** SHORT PROBLEM **
Restate the entries below word for word, omitting nothing.

** SOURCE DATA **
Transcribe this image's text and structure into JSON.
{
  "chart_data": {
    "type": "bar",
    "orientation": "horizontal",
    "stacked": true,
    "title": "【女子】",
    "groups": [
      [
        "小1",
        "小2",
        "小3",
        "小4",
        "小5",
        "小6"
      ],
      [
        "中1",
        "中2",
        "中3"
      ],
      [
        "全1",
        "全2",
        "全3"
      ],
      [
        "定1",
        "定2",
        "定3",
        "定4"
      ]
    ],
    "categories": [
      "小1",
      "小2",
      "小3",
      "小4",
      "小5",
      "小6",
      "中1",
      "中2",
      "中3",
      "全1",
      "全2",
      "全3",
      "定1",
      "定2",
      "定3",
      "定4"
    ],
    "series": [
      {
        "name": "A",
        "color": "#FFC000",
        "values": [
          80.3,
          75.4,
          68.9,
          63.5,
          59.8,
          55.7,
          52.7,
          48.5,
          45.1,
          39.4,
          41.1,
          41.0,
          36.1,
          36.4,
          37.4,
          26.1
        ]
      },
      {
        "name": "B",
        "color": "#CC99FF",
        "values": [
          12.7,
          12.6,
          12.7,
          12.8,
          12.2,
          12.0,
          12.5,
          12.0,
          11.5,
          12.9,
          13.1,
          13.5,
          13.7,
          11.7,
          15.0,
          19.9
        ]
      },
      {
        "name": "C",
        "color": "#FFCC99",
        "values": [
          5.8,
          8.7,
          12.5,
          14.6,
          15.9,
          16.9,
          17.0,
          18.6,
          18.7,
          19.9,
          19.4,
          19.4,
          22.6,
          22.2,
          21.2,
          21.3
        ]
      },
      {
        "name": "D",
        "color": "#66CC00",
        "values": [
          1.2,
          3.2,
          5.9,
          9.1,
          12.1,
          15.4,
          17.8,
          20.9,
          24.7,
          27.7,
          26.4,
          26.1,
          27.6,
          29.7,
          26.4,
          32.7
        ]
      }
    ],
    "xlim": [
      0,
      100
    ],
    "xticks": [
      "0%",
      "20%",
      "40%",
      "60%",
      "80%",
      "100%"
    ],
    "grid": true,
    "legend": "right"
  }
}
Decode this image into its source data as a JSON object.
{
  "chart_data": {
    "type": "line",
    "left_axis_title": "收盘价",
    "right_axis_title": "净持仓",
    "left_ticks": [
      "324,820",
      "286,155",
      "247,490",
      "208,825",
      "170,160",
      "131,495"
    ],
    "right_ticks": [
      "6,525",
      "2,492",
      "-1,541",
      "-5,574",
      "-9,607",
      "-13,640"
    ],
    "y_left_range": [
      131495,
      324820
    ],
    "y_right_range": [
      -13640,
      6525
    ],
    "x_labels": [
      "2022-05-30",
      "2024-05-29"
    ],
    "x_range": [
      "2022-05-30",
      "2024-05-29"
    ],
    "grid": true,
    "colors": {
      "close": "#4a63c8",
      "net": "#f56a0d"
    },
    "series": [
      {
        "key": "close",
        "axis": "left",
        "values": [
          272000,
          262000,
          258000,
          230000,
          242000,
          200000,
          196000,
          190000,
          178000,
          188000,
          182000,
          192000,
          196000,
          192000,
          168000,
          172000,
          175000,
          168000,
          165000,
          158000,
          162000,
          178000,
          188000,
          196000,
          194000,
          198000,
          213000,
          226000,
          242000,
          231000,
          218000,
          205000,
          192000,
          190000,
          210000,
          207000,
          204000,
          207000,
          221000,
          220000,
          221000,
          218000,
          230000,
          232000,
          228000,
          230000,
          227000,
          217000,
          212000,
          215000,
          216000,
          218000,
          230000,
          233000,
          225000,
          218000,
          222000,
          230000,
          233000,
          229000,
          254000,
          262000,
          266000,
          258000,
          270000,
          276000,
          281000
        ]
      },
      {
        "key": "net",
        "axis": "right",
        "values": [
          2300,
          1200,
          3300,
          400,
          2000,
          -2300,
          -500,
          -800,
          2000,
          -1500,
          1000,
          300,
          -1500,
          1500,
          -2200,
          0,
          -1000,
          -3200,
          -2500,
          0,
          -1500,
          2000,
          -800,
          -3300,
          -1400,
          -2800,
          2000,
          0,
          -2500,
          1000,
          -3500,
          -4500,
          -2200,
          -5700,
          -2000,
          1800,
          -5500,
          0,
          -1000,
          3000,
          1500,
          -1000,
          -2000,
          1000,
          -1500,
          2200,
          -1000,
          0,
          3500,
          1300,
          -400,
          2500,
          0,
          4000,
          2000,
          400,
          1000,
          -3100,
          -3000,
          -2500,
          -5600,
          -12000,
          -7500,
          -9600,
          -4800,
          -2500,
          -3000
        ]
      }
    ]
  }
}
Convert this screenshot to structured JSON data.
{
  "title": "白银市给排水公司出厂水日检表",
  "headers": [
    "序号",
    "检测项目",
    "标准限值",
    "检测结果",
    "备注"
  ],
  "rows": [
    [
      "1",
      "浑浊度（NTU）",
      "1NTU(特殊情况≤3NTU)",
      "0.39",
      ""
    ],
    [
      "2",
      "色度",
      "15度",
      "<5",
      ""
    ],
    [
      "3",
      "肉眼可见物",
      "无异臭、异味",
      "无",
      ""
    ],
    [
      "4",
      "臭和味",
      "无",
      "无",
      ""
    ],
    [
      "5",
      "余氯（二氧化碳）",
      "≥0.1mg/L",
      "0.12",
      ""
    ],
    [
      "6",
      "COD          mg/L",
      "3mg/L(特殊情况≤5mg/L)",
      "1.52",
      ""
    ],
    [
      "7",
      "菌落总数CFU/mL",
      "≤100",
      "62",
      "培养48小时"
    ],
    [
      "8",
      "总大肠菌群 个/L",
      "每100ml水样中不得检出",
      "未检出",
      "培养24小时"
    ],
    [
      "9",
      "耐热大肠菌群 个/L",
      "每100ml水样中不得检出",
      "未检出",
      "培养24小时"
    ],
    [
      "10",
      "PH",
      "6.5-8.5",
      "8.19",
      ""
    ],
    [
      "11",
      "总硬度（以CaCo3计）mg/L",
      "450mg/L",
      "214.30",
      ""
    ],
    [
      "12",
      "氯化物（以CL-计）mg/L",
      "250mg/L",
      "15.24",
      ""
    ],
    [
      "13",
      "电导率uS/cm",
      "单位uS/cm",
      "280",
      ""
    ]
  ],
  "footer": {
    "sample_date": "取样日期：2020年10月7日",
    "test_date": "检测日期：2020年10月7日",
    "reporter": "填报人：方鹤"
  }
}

** RESULT **
Transcribe this image's text and structure into JSON.
{
  "chart_data": {
    "type": "bar",
    "orientation": "horizontal",
    "stacked": true,
    "title": "【女子】",
    "groups": [
      [
        "小1",
        "小2",
        "小3",
        "小4",
        "小5",
        "小6"
      ],
      [
        "中1",
        "中2",
        "中3"
      ],
      [
        "全1",
        "全2",
        "全3"
      ],
      [
        "定1",
        "定2",
        "定3",
        "定4"
      ]
    ],
    "categories": [
      "小1",
      "小2",
      "小3",
      "小4",
      "小5",
      "小6",
      "中1",
      "中2",
      "中3",
      "全1",
      "全2",
      "全3",
      "定1",
      "定2",
      "定3",
      "定4"
    ],
    "series": [
      {
        "name": "A",
        "color": "#FFC000",
        "values": [
          80.3,
          75.4,
          68.9,
          63.5,
          59.8,
          55.7,
          52.7,
          48.5,
          45.1,
          39.4,
          41.1,
          41.0,
          36.1,
          36.4,
          37.4,
          26.1
        ]
      },
      {
        "name": "B",
        "color": "#CC99FF",
        "values": [
          12.7,
          12.6,
          12.7,
          12.8,
          12.2,
          12.0,
          12.5,
          12.0,
          11.5,
          12.9,
          13.1,
          13.5,
          13.7,
          11.7,
          15.0,
          19.9
        ]
      },
      {
        "name": "C",
        "color": "#FFCC99",
        "values": [
          5.8,
          8.7,
          12.5,
          14.6,
          15.9,
          16.9,
          17.0,
          18.6,
          18.7,
          19.9,
          19.4,
          19.4,
          22.6,
          22.2,
          21.2,
          21.3
        ]
      },
      {
        "name": "D",
        "color": "#66CC00",
        "values": [
          1.2,
          3.2,
          5.9,
          9.1,
          12.1,
          15.4,
          17.8,
          20.9,
          24.7,
          27.7,
          26.4,
          26.1,
          27.6,
          29.7,
          26.4,
          32.7
        ]
      }
    ],
    "xlim": [
      0,
      100
    ],
    "xticks": [
      "0%",
      "20%",
      "40%",
      "60%",
      "80%",
      "100%"
    ],
    "grid": true,
    "legend": "right"
  }
}
Decode this image into its source data as a JSON object.
{
  "chart_data": {
    "type": "line",
    "left_axis_title": "收盘价",
    "right_axis_title": "净持仓",
    "left_ticks": [
      "324,820",
      "286,155",
      "247,490",
      "208,825",
      "170,160",
      "131,495"
    ],
    "right_ticks": [
      "6,525",
      "2,492",
      "-1,541",
      "-5,574",
      "-9,607",
      "-13,640"
    ],
    "y_left_range": [
      131495,
      324820
    ],
    "y_right_range": [
      -13640,
      6525
    ],
    "x_labels": [
      "2022-05-30",
      "2024-05-29"
    ],
    "x_range": [
      "2022-05-30",
      "2024-05-29"
    ],
    "grid": true,
    "colors": {
      "close": "#4a63c8",
      "net": "#f56a0d"
    },
    "series": [
      {
        "key": "close",
        "axis": "left",
        "values": [
          272000,
          262000,
          258000,
          230000,
          242000,
          200000,
          196000,
          190000,
          178000,
          188000,
          182000,
          192000,
          196000,
          192000,
          168000,
          172000,
          175000,
          168000,
          165000,
          158000,
          162000,
          178000,
          188000,
          196000,
          194000,
          198000,
          213000,
          226000,
          242000,
          231000,
          218000,
          205000,
          192000,
          190000,
          210000,
          207000,
          204000,
          207000,
          221000,
          220000,
          221000,
          218000,
          230000,
          232000,
          228000,
          230000,
          227000,
          217000,
          212000,
          215000,
          216000,
          218000,
          230000,
          233000,
          225000,
          218000,
          222000,
          230000,
          233000,
          229000,
          254000,
          262000,
          266000,
          258000,
          270000,
          276000,
          281000
        ]
      },
      {
        "key": "net",
        "axis": "right",
        "values": [
          2300,
          1200,
          3300,
          400,
          2000,
          -2300,
          -500,
          -800,
          2000,
          -1500,
          1000,
          300,
          -1500,
          1500,
          -2200,
          0,
          -1000,
          -3200,
          -2500,
          0,
          -1500,
          2000,
          -800,
          -3300,
          -1400,
          -2800,
          2000,
          0,
          -2500,
          1000,
          -3500,
          -4500,
          -2200,
          -5700,
          -2000,
          1800,
          -5500,
          0,
          -1000,
          3000,
          1500,
          -1000,
          -2000,
          1000,
          -1500,
          2200,
          -1000,
          0,
          3500,
          1300,
          -400,
          2500,
          0,
          4000,
          2000,
          400,
          1000,
          -3100,
          -3000,
          -2500,
          -5600,
          -12000,
          -7500,
          -9600,
          -4800,
          -2500,
          -3000
        ]
      }
    ]
  }
}
Convert this screenshot to structured JSON data.
{
  "title": "白银市给排水公司出厂水日检表",
  "headers": [
    "序号",
    "检测项目",
    "标准限值",
    "检测结果",
    "备注"
  ],
  "rows": [
    [
      "1",
      "浑浊度（NTU）",
      "1NTU(特殊情况≤3NTU)",
      "0.39",
      ""
    ],
    [
      "2",
      "色度",
      "15度",
      "<5",
      ""
    ],
    [
      "3",
      "肉眼可见物",
      "无异臭、异味",
      "无",
      ""
    ],
    [
      "4",
      "臭和味",
      "无",
      "无",
      ""
    ],
    [
      "5",
      "余氯（二氧化碳）",
      "≥0.1mg/L",
      "0.12",
      ""
    ],
    [
      "6",
      "COD          mg/L",
      "3mg/L(特殊情况≤5mg/L)",
      "1.52",
      ""
    ],
    [
      "7",
      "菌落总数CFU/mL",
      "≤100",
      "62",
      "培养48小时"
    ],
    [
      "8",
      "总大肠菌群 个/L",
      "每100ml水样中不得检出",
      "未检出",
      "培养24小时"
    ],
    [
      "9",
      "耐热大肠菌群 个/L",
      "每100ml水样中不得检出",
      "未检出",
      "培养24小时"
    ],
    [
      "10",
      "PH",
      "6.5-8.5",
      "8.19",
      ""
    ],
    [
      "11",
      "总硬度（以CaCo3计）mg/L",
      "450mg/L",
      "214.30",
      ""
    ],
    [
      "12",
      "氯化物（以CL-计）mg/L",
      "250mg/L",
      "15.24",
      ""
    ],
    [
      "13",
      "电导率uS/cm",
      "单位uS/cm",
      "280",
      ""
    ]
  ],
  "footer": {
    "sample_date": "取样日期：2020年10月7日",
    "test_date": "检测日期：2020年10月7日",
    "reporter": "填报人：方鹤"
  }
}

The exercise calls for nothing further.